## SUPPLIED MATERIAL
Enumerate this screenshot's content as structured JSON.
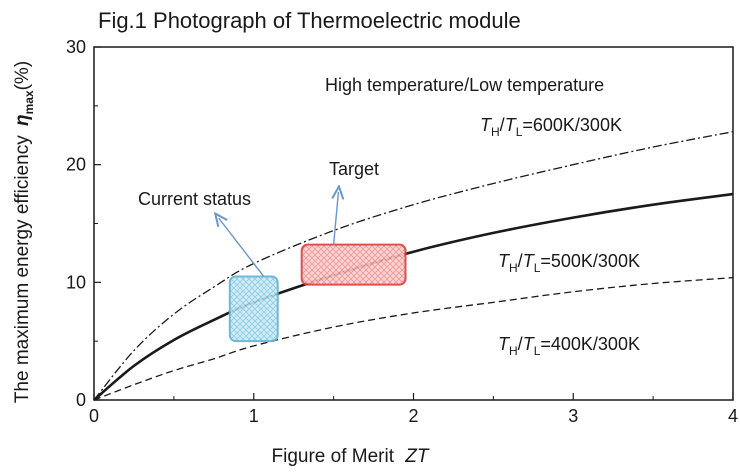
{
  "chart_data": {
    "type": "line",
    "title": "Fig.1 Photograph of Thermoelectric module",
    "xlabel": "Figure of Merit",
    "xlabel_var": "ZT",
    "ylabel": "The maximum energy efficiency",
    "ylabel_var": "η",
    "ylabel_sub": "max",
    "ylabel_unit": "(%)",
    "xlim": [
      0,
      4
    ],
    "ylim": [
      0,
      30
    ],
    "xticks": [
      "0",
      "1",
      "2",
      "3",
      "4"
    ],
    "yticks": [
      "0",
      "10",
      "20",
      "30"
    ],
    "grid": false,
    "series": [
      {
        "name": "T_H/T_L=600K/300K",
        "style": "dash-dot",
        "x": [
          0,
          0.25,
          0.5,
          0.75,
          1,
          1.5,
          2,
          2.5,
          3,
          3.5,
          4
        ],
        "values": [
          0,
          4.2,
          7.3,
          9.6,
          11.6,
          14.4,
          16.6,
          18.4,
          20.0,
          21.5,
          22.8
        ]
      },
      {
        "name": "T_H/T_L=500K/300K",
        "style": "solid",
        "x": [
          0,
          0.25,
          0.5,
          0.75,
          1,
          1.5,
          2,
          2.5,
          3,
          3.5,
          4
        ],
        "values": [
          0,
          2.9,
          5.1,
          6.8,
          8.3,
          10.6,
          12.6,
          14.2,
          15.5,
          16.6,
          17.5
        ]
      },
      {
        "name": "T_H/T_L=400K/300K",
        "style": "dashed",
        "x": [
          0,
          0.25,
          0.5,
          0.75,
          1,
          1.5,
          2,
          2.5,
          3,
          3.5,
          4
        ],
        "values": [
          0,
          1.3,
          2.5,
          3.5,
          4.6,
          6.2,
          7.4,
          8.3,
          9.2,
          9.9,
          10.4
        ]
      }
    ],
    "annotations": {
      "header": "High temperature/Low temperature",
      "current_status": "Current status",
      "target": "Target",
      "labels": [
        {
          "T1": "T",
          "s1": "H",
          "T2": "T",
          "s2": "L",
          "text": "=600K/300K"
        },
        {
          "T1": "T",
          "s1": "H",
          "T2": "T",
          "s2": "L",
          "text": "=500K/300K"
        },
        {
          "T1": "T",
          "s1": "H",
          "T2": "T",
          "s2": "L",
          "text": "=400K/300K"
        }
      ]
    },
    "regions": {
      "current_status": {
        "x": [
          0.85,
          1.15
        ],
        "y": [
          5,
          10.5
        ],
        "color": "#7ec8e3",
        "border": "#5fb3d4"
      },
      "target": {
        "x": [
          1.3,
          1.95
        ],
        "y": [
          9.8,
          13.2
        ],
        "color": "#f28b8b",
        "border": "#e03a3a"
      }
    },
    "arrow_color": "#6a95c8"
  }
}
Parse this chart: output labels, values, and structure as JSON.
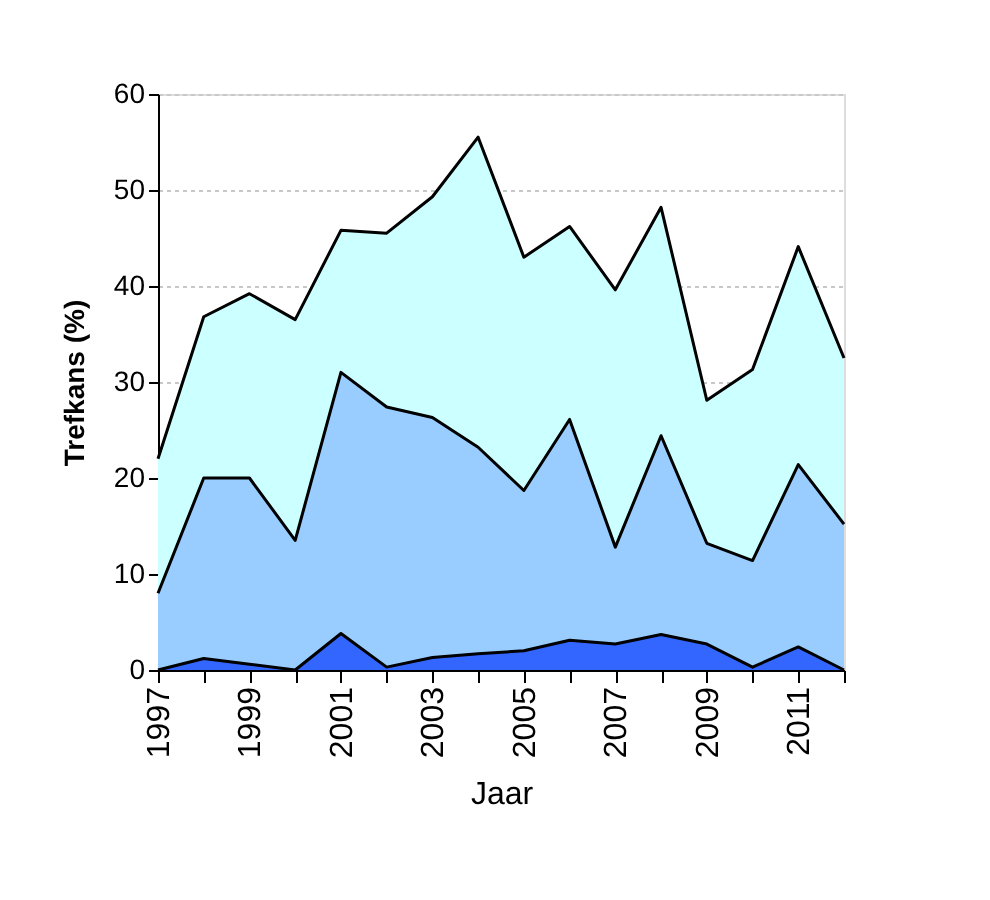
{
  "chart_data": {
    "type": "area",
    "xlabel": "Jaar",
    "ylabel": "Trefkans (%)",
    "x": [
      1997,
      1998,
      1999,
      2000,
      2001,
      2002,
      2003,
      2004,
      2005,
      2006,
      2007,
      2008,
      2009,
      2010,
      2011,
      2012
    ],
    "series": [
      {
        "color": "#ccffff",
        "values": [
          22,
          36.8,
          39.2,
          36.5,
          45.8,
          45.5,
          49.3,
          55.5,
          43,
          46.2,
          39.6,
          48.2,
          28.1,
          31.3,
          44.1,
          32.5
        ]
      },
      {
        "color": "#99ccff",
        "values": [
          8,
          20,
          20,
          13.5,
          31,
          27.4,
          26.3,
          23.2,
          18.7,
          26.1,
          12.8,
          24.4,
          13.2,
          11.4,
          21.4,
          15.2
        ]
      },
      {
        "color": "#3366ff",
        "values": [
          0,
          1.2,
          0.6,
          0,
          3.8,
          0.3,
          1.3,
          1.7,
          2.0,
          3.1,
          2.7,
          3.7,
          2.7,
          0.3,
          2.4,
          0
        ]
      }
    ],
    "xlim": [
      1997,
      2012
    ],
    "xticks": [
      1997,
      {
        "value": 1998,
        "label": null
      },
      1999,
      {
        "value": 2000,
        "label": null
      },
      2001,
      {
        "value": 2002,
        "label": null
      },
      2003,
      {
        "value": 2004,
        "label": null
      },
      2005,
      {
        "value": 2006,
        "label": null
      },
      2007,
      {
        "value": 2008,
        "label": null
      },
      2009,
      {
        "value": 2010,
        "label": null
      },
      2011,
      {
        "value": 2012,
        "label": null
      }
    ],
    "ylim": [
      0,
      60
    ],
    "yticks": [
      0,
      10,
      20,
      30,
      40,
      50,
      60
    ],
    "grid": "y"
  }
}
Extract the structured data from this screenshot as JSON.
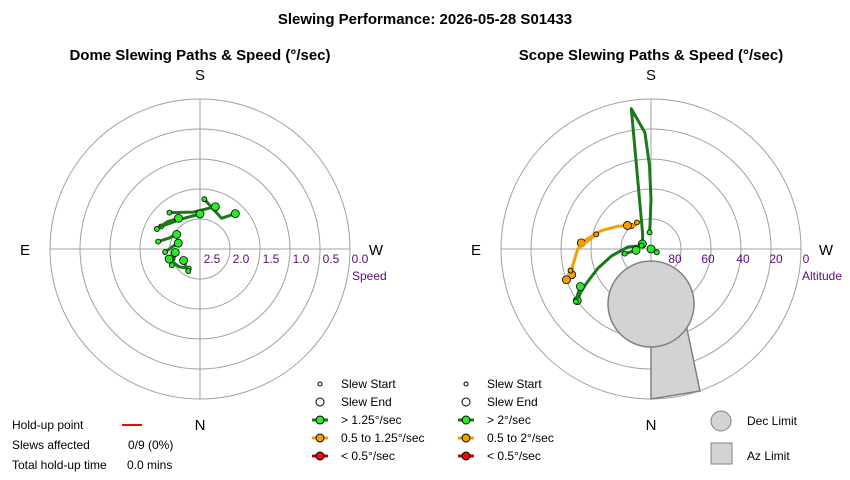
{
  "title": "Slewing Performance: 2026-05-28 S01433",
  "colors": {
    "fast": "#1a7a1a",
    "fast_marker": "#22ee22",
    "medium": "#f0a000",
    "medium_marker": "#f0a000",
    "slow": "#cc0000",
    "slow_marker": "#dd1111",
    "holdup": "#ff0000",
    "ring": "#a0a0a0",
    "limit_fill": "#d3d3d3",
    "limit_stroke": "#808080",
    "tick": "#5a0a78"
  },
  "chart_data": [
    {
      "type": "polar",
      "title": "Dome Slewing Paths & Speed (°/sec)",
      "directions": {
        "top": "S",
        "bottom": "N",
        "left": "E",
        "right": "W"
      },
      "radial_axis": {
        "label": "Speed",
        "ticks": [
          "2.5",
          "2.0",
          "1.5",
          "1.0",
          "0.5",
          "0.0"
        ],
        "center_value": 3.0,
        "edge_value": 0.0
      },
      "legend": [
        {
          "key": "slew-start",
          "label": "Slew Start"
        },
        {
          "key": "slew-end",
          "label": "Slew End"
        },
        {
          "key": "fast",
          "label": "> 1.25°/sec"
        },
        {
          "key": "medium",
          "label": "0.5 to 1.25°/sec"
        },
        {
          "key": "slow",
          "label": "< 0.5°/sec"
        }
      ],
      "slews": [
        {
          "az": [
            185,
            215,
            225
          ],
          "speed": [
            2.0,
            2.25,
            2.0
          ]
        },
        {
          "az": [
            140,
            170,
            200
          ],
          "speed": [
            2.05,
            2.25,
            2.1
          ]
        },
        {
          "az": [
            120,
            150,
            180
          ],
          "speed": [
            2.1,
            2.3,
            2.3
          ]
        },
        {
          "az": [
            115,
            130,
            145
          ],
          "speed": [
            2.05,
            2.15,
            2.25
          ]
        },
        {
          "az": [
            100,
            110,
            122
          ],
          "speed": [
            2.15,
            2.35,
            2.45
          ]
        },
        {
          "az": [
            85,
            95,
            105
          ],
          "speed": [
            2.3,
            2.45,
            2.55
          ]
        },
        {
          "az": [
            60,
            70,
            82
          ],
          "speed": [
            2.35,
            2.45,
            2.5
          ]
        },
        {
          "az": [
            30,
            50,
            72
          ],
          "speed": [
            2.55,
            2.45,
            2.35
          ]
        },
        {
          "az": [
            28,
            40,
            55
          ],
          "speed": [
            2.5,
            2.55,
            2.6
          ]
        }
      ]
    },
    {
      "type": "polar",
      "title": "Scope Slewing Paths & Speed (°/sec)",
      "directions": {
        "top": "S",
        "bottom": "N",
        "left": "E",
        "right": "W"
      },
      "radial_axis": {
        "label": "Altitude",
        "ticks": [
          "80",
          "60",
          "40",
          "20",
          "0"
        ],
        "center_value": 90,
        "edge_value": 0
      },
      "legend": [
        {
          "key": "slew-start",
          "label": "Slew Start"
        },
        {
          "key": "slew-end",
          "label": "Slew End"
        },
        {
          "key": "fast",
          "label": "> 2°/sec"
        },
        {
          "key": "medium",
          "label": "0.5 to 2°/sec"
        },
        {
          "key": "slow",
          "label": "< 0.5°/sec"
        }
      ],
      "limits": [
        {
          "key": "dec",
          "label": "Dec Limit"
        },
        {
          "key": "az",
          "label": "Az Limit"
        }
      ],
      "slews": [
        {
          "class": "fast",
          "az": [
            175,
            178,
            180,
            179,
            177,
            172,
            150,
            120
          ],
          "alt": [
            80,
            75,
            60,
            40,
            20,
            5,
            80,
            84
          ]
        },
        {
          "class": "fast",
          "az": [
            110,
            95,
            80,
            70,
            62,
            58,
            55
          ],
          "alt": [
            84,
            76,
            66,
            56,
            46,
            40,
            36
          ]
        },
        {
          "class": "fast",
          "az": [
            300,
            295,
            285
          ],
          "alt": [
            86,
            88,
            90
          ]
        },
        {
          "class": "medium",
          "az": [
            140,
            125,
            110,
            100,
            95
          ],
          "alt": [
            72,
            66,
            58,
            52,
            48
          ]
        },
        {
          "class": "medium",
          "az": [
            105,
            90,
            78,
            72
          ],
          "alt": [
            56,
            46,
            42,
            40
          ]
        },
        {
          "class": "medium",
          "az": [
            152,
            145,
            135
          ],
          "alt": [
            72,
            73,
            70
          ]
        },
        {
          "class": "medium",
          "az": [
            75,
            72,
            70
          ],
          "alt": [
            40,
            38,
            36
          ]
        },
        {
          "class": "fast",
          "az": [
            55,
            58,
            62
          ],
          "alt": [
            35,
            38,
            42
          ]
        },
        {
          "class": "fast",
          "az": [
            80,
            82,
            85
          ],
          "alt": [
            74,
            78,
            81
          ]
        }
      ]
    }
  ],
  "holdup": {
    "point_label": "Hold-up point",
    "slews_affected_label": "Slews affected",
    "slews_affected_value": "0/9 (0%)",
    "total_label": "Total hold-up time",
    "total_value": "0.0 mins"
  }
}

## DO THIS
Pull out every line in the material above where "Paths" occurs.

## ANSWER
      "title": "Dome Slewing Paths & Speed (°/sec)",
      "title": "Scope Slewing Paths & Speed (°/sec)",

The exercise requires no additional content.